_Exercise instructions_
Each record below should appear again exactly as written.

Extracted data entries
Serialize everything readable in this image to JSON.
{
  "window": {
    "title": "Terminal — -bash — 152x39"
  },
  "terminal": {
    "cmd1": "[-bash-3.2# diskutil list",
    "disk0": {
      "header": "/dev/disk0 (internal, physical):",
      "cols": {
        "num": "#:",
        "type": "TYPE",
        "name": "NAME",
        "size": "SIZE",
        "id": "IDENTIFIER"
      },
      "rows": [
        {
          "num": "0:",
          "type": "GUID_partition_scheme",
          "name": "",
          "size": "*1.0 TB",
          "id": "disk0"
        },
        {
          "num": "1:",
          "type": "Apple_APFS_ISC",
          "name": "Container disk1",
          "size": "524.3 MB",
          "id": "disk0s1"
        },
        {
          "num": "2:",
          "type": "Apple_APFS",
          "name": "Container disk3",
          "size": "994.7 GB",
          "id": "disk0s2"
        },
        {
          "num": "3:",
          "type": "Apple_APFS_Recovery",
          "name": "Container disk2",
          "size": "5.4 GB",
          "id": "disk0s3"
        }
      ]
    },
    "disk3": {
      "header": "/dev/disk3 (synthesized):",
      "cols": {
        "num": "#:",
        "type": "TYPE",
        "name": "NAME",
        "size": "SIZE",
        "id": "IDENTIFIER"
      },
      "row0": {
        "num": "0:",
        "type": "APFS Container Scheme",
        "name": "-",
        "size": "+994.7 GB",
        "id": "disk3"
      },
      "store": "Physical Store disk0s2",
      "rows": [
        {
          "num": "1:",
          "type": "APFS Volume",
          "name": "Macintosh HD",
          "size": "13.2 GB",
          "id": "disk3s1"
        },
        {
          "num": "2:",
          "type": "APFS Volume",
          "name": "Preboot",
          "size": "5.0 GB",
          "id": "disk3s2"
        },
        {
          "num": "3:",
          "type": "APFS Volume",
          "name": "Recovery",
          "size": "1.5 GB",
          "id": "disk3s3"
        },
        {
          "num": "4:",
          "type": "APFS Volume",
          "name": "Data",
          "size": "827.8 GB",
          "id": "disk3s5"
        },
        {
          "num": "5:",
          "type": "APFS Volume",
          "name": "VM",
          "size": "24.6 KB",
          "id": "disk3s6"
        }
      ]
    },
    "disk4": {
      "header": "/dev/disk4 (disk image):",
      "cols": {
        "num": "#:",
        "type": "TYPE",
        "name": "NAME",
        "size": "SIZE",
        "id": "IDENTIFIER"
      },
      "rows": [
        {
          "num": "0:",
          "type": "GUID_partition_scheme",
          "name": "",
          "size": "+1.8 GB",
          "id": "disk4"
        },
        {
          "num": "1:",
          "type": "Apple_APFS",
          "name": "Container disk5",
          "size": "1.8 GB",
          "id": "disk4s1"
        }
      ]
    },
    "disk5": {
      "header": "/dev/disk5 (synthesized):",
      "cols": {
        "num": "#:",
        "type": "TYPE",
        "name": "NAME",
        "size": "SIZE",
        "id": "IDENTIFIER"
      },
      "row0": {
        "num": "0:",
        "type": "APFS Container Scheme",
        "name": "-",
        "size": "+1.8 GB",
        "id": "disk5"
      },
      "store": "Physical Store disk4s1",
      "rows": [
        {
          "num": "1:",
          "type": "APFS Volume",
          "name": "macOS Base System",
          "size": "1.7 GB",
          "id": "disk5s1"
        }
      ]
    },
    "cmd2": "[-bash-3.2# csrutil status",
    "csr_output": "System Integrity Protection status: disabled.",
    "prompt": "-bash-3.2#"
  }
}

_Solved problem_
Serialize everything readable in this image to JSON.
{
  "window": {
    "title": "Terminal — -bash — 152x39"
  },
  "terminal": {
    "cmd1": "[-bash-3.2# diskutil list",
    "disk0": {
      "header": "/dev/disk0 (internal, physical):",
      "cols": {
        "num": "#:",
        "type": "TYPE",
        "name": "NAME",
        "size": "SIZE",
        "id": "IDENTIFIER"
      },
      "rows": [
        {
          "num": "0:",
          "type": "GUID_partition_scheme",
          "name": "",
          "size": "*1.0 TB",
          "id": "disk0"
        },
        {
          "num": "1:",
          "type": "Apple_APFS_ISC",
          "name": "Container disk1",
          "size": "524.3 MB",
          "id": "disk0s1"
        },
        {
          "num": "2:",
          "type": "Apple_APFS",
          "name": "Container disk3",
          "size": "994.7 GB",
          "id": "disk0s2"
        },
        {
          "num": "3:",
          "type": "Apple_APFS_Recovery",
          "name": "Container disk2",
          "size": "5.4 GB",
          "id": "disk0s3"
        }
      ]
    },
    "disk3": {
      "header": "/dev/disk3 (synthesized):",
      "cols": {
        "num": "#:",
        "type": "TYPE",
        "name": "NAME",
        "size": "SIZE",
        "id": "IDENTIFIER"
      },
      "row0": {
        "num": "0:",
        "type": "APFS Container Scheme",
        "name": "-",
        "size": "+994.7 GB",
        "id": "disk3"
      },
      "store": "Physical Store disk0s2",
      "rows": [
        {
          "num": "1:",
          "type": "APFS Volume",
          "name": "Macintosh HD",
          "size": "13.2 GB",
          "id": "disk3s1"
        },
        {
          "num": "2:",
          "type": "APFS Volume",
          "name": "Preboot",
          "size": "5.0 GB",
          "id": "disk3s2"
        },
        {
          "num": "3:",
          "type": "APFS Volume",
          "name": "Recovery",
          "size": "1.5 GB",
          "id": "disk3s3"
        },
        {
          "num": "4:",
          "type": "APFS Volume",
          "name": "Data",
          "size": "827.8 GB",
          "id": "disk3s5"
        },
        {
          "num": "5:",
          "type": "APFS Volume",
          "name": "VM",
          "size": "24.6 KB",
          "id": "disk3s6"
        }
      ]
    },
    "disk4": {
      "header": "/dev/disk4 (disk image):",
      "cols": {
        "num": "#:",
        "type": "TYPE",
        "name": "NAME",
        "size": "SIZE",
        "id": "IDENTIFIER"
      },
      "rows": [
        {
          "num": "0:",
          "type": "GUID_partition_scheme",
          "name": "",
          "size": "+1.8 GB",
          "id": "disk4"
        },
        {
          "num": "1:",
          "type": "Apple_APFS",
          "name": "Container disk5",
          "size": "1.8 GB",
          "id": "disk4s1"
        }
      ]
    },
    "disk5": {
      "header": "/dev/disk5 (synthesized):",
      "cols": {
        "num": "#:",
        "type": "TYPE",
        "name": "NAME",
        "size": "SIZE",
        "id": "IDENTIFIER"
      },
      "row0": {
        "num": "0:",
        "type": "APFS Container Scheme",
        "name": "-",
        "size": "+1.8 GB",
        "id": "disk5"
      },
      "store": "Physical Store disk4s1",
      "rows": [
        {
          "num": "1:",
          "type": "APFS Volume",
          "name": "macOS Base System",
          "size": "1.7 GB",
          "id": "disk5s1"
        }
      ]
    },
    "cmd2": "[-bash-3.2# csrutil status",
    "csr_output": "System Integrity Protection status: disabled.",
    "prompt": "-bash-3.2#"
  }
}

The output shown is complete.